TASK DESCRIPTION ▸ Reproduce every line of the listing as written, apart from the pictures.

begin

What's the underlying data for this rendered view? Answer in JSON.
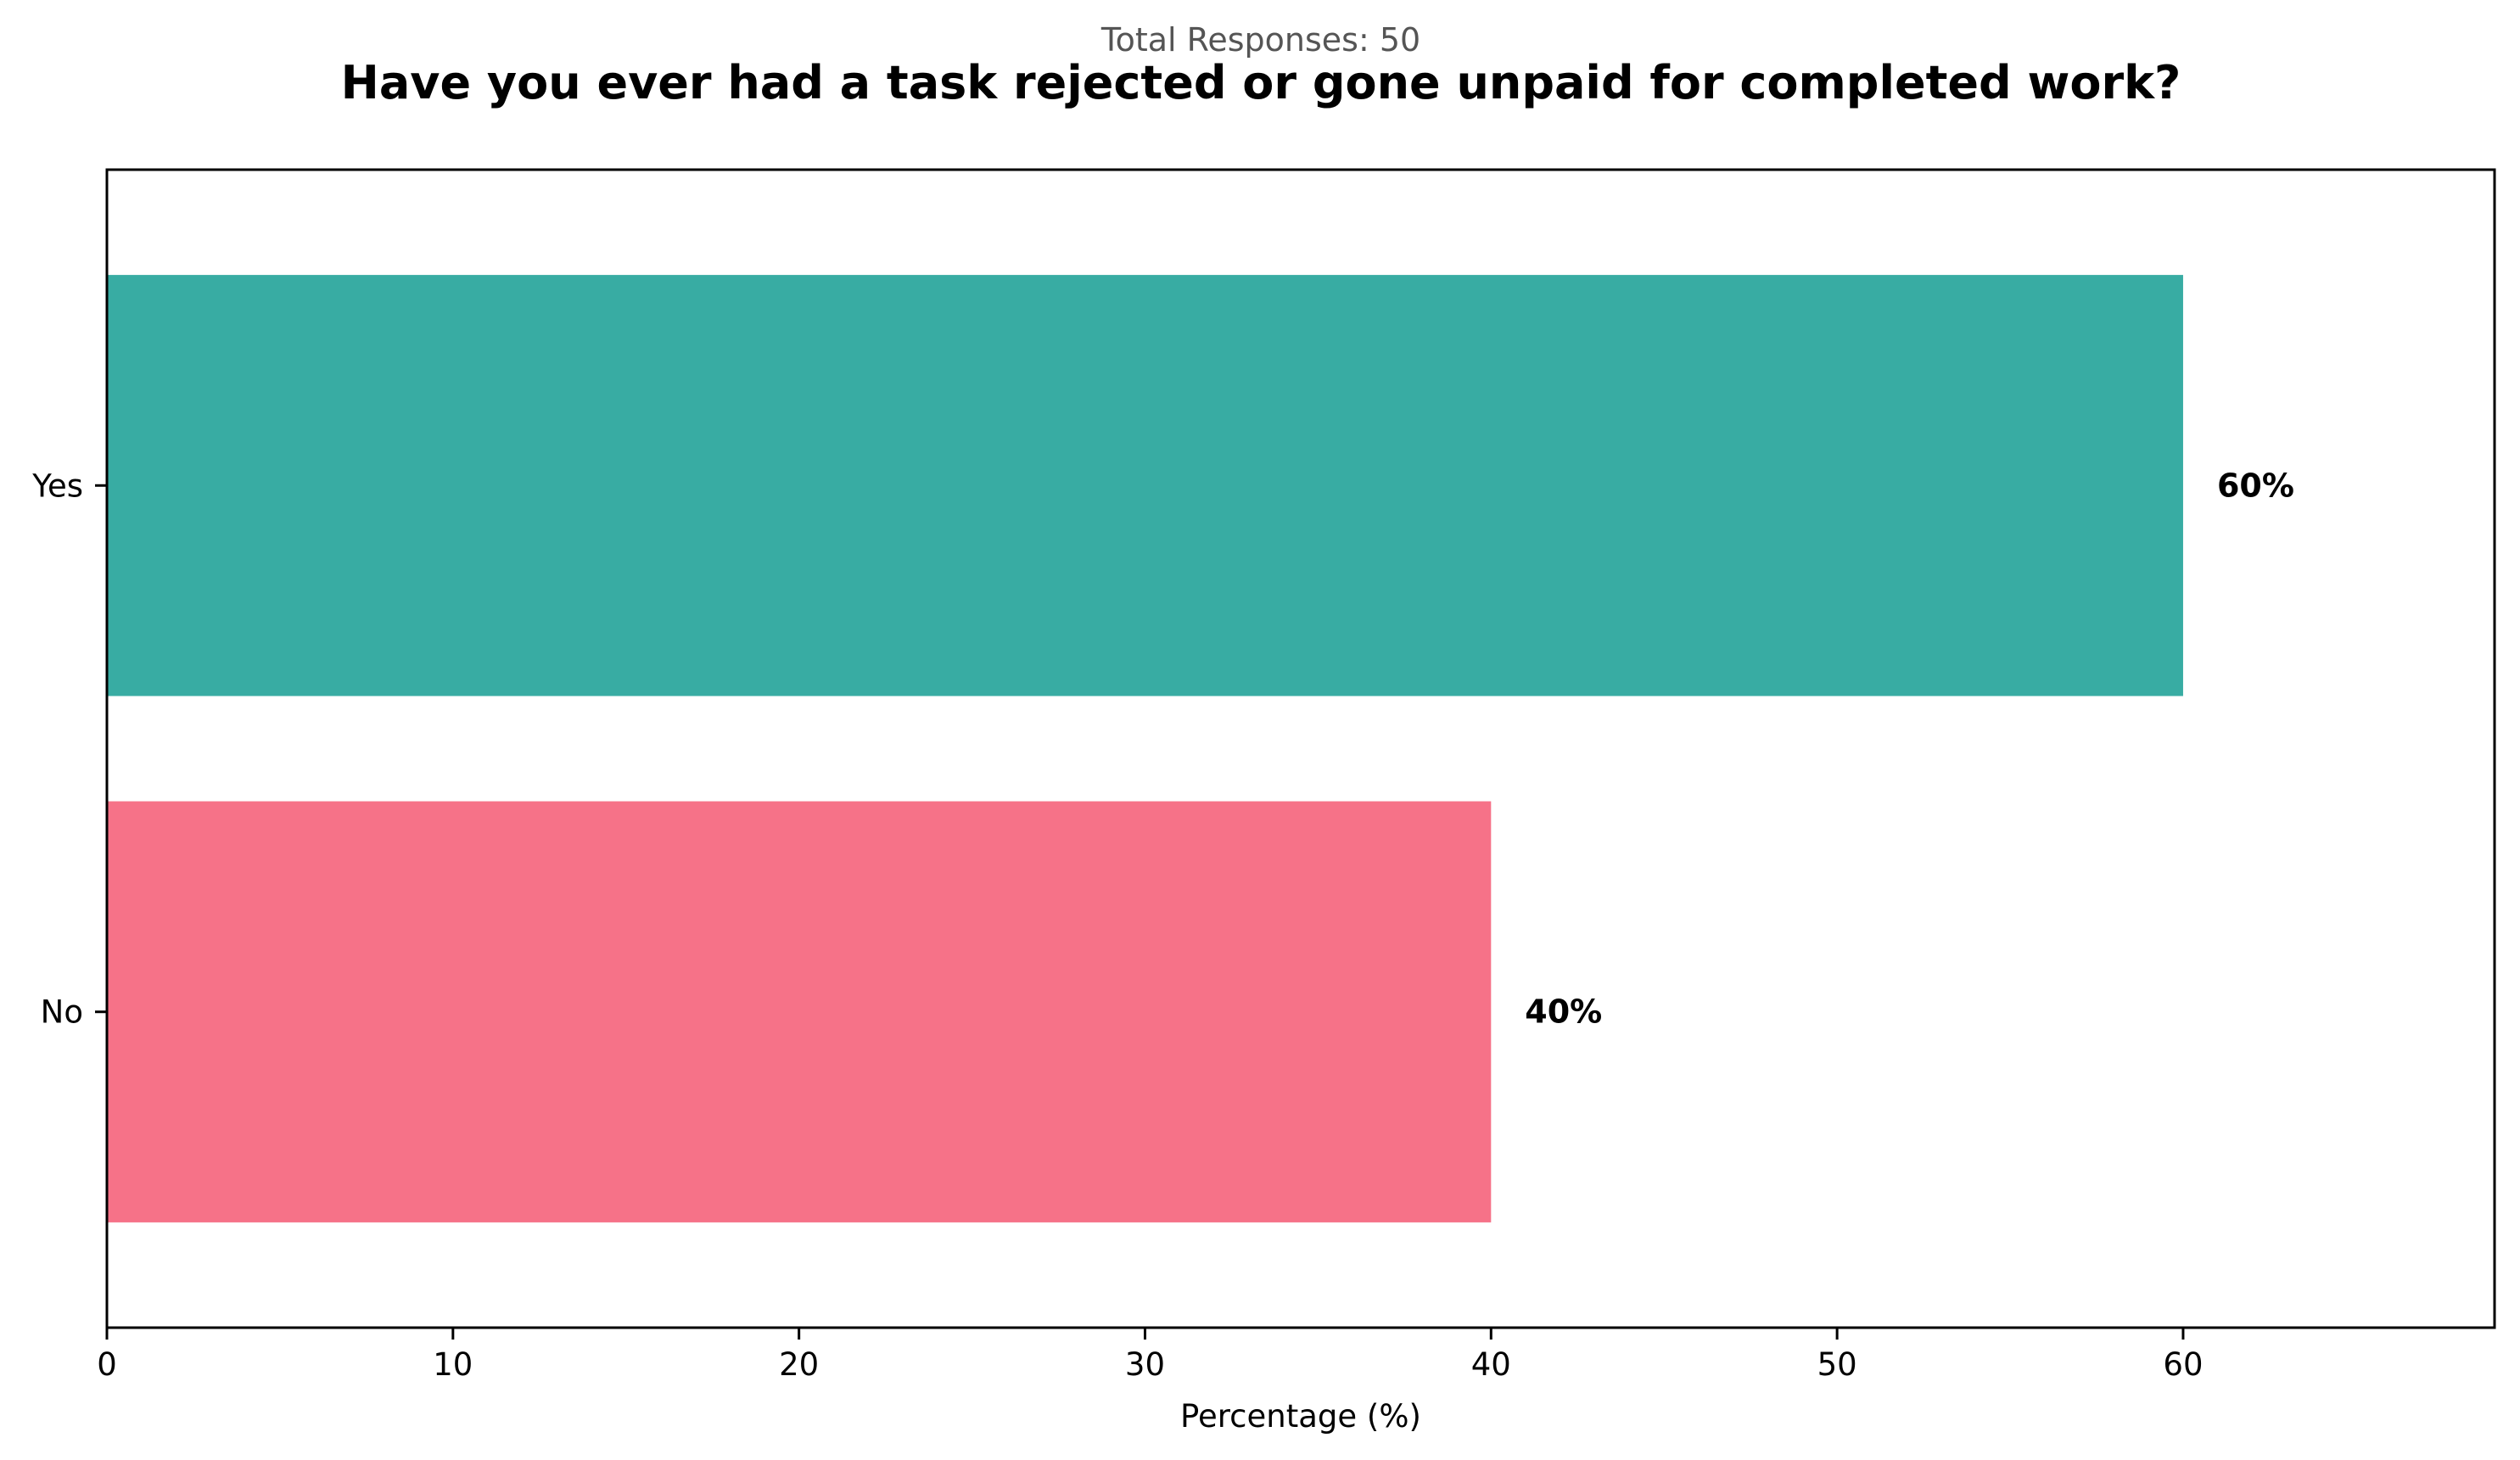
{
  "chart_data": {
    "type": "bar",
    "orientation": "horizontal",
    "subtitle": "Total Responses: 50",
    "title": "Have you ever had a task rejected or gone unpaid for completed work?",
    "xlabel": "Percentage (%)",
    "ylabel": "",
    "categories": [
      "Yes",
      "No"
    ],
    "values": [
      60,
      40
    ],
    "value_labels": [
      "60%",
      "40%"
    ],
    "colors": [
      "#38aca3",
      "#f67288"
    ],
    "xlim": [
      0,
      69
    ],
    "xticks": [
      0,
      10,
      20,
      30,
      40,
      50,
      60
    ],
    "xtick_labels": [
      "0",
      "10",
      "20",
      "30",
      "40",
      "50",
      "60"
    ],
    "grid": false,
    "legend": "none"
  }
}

end

RESULT OF THIS TASK ▸
What's the underlying data for this rendered view? Answer in JSON.
{
  "chart_data": {
    "type": "bar",
    "orientation": "horizontal",
    "subtitle": "Total Responses: 50",
    "title": "Have you ever had a task rejected or gone unpaid for completed work?",
    "xlabel": "Percentage (%)",
    "ylabel": "",
    "categories": [
      "Yes",
      "No"
    ],
    "values": [
      60,
      40
    ],
    "value_labels": [
      "60%",
      "40%"
    ],
    "colors": [
      "#38aca3",
      "#f67288"
    ],
    "xlim": [
      0,
      69
    ],
    "xticks": [
      0,
      10,
      20,
      30,
      40,
      50,
      60
    ],
    "xtick_labels": [
      "0",
      "10",
      "20",
      "30",
      "40",
      "50",
      "60"
    ],
    "grid": false,
    "legend": "none"
  }
}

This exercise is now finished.